--- BEGIN Entries ---

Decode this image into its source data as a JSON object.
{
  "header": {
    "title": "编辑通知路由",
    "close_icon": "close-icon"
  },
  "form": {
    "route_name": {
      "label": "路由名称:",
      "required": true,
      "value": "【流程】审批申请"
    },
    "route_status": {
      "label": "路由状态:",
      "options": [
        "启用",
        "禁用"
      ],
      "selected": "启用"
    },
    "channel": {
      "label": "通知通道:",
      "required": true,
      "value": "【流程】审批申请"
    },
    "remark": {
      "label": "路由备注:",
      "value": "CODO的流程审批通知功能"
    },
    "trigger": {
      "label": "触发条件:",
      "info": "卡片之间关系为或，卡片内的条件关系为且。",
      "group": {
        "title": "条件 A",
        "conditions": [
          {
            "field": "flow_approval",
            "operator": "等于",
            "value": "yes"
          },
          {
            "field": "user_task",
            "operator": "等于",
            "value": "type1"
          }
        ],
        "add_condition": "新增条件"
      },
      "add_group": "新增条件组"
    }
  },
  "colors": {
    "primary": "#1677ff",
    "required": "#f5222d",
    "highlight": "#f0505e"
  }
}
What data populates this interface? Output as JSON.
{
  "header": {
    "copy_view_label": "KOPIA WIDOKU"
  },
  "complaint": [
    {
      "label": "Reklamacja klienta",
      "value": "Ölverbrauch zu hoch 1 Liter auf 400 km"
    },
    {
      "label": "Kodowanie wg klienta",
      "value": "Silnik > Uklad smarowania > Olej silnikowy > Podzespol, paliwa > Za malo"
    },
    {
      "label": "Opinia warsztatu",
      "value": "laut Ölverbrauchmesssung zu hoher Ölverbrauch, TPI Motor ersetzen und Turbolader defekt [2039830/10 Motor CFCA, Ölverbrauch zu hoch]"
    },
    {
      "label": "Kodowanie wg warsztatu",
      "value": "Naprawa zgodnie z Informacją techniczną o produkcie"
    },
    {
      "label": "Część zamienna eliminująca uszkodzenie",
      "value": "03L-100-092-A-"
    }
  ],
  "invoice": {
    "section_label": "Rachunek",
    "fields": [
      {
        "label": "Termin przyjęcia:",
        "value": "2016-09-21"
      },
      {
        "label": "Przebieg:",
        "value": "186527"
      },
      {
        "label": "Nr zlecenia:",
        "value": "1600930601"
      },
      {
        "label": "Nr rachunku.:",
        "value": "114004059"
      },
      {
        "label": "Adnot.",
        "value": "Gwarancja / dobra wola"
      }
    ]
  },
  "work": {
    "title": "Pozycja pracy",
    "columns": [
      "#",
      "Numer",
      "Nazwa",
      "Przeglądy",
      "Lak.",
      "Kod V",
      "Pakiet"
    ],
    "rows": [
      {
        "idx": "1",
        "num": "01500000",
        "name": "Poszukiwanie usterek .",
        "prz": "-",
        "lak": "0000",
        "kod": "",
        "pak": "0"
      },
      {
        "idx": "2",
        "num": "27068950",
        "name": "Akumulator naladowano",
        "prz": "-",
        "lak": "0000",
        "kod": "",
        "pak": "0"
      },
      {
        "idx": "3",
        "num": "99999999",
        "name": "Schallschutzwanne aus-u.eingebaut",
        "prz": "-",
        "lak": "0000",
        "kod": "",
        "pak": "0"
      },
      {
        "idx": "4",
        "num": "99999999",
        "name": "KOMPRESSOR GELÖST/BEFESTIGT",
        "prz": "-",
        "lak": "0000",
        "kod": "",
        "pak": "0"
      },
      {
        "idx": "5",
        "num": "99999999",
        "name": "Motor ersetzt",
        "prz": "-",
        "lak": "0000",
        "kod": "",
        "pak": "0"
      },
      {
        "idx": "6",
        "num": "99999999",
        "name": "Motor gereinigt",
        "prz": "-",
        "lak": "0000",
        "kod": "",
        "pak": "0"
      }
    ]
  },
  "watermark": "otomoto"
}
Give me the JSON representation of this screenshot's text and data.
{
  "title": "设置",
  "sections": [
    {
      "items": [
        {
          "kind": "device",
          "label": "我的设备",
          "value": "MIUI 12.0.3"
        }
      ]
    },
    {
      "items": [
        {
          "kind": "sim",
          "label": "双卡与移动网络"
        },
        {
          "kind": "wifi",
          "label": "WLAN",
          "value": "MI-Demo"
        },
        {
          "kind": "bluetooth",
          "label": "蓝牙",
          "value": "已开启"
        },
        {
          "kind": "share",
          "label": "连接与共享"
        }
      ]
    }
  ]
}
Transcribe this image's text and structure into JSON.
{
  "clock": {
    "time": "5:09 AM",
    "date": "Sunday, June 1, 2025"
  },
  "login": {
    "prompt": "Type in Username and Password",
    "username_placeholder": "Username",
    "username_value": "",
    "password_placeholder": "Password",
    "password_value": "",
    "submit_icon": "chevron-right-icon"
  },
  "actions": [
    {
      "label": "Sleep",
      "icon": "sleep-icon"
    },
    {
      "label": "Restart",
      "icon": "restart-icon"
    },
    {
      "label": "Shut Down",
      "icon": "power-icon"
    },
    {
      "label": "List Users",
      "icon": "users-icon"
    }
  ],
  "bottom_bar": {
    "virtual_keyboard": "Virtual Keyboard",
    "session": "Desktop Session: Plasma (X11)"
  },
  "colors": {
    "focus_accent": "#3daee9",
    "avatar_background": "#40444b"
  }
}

--- END Entries ---

=== Instructions for the task ===
List every line above containing the word "data".

=== Correct output ===
Decode this image into its source data as a JSON object.
What data populates this interface? Output as JSON.
Give me the JSON representation of this screenshot's text and data.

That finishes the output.